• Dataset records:
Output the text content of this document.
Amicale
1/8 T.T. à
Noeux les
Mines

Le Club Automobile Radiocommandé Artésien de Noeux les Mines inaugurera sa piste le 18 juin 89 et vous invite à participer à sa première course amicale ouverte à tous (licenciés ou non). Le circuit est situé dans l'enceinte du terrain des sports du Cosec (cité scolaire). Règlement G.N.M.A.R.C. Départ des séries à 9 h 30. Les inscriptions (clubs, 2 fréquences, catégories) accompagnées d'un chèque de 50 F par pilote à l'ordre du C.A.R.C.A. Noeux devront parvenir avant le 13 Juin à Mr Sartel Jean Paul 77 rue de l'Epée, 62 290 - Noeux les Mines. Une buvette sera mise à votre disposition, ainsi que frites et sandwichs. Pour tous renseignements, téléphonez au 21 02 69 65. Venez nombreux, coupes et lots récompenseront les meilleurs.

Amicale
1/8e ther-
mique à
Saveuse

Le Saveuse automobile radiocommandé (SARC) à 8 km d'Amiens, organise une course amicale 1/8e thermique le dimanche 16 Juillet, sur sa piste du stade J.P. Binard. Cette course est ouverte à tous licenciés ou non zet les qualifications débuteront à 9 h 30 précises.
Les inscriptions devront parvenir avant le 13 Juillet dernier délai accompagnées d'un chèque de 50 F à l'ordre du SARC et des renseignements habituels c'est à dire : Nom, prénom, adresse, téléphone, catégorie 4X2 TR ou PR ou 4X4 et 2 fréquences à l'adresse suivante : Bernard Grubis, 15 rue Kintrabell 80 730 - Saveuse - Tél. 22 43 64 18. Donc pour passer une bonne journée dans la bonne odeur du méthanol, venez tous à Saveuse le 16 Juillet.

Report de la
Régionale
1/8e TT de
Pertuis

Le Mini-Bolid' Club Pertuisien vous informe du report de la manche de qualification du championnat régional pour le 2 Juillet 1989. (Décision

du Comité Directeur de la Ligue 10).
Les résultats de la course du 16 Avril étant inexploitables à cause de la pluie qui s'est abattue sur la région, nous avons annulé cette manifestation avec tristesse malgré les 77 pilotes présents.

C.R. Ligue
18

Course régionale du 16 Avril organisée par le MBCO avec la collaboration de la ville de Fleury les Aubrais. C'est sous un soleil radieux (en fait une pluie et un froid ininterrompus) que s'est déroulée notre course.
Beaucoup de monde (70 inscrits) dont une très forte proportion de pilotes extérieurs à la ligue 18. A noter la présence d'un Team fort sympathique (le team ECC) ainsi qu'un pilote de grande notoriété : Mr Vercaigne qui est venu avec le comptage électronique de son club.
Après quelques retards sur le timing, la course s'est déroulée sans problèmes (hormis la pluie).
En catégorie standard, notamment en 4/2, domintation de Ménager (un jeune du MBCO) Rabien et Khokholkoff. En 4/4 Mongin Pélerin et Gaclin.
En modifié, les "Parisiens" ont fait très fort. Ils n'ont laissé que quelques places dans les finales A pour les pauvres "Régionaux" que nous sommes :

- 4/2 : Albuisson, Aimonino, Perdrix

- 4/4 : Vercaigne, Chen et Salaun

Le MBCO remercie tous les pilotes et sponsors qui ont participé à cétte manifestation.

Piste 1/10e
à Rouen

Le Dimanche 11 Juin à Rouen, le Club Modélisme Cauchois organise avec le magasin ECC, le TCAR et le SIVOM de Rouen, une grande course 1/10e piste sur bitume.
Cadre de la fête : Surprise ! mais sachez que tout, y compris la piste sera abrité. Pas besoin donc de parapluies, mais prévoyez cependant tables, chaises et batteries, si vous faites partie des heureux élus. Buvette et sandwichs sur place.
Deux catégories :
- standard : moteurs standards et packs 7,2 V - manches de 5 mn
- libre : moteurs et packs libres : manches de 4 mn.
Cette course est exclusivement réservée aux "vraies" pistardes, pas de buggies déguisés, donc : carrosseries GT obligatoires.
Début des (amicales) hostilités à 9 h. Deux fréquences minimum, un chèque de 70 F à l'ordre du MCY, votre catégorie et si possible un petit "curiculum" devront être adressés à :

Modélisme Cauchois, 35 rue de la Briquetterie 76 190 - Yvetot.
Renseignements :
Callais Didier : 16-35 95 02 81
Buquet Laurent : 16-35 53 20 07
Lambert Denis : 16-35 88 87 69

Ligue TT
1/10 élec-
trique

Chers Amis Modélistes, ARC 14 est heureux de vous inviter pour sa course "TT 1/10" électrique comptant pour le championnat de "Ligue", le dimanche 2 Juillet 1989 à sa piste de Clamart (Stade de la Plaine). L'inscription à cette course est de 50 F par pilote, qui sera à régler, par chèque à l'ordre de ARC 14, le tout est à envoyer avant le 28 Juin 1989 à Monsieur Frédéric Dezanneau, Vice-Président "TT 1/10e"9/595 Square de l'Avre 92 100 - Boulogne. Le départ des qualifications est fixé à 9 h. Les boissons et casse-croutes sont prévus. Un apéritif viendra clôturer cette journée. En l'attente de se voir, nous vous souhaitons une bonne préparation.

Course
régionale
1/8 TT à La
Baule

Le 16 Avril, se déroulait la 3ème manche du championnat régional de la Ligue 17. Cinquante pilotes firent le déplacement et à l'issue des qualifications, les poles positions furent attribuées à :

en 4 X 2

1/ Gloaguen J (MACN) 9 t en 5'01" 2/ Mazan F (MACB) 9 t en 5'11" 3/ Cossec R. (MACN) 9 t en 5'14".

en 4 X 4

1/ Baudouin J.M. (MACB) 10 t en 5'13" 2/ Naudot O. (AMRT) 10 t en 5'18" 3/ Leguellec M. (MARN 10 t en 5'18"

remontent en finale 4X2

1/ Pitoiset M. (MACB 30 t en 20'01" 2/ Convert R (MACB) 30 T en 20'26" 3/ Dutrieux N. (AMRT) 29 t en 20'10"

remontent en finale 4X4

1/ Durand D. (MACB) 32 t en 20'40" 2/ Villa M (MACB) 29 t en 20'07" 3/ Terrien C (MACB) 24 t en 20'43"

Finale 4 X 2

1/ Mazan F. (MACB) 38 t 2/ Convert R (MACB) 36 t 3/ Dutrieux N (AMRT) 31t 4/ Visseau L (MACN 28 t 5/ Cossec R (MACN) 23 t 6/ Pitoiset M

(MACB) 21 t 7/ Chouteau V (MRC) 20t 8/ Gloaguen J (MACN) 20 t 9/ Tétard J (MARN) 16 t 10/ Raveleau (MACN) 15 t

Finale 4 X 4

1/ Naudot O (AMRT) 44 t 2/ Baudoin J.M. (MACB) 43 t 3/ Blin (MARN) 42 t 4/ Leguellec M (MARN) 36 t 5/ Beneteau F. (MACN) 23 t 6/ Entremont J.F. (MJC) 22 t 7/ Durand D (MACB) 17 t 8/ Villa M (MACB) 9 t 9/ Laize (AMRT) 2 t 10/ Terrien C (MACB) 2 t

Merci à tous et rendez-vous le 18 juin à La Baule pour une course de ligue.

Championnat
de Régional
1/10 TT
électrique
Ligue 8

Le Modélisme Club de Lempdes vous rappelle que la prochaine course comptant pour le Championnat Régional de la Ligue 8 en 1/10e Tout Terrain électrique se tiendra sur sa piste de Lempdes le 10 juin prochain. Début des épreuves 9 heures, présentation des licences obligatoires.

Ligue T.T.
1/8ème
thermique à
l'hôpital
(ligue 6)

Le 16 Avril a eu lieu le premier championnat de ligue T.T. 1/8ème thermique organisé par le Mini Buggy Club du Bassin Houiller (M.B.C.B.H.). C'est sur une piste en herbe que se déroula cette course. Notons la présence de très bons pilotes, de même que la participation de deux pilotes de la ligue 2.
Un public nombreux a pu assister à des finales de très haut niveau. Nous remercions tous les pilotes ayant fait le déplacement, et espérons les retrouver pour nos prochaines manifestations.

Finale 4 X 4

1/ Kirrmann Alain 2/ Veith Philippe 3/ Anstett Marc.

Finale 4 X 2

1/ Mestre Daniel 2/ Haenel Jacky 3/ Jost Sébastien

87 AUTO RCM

• Exercise directions: Count the lines that hold the string "tous" and state that number alone.

• Solution to this exercise: 6